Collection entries
++++++++++++++++++++

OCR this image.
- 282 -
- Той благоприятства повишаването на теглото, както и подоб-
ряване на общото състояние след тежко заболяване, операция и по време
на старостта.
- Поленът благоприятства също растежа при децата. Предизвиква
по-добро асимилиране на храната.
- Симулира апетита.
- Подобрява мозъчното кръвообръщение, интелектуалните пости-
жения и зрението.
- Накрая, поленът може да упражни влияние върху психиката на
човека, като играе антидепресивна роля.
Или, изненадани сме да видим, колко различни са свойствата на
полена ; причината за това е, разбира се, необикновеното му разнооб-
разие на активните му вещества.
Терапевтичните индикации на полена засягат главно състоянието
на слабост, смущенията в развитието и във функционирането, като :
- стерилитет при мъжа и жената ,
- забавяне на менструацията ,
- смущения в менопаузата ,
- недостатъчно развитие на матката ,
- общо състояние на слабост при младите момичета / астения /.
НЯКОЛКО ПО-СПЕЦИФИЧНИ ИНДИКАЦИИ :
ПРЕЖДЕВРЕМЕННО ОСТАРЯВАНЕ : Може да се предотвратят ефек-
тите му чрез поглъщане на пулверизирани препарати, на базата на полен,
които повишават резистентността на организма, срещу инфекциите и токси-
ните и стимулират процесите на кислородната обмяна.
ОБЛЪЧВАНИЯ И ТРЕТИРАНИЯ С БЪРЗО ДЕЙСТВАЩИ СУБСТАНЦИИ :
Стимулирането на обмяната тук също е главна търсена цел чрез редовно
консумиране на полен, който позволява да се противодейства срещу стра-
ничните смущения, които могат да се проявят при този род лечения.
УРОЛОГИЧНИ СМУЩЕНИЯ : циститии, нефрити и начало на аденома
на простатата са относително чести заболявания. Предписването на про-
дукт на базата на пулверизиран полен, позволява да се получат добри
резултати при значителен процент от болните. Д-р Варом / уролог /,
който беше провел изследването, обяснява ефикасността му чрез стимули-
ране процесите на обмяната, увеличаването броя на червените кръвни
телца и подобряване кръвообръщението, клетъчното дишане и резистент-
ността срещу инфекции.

++++++++++++++++++++

Copy all lines from the material that contain "като".

Result for this exercise:
човека, като играе антидепресивна роля.
на слабост, смущенията в развитието и във функционирането, като :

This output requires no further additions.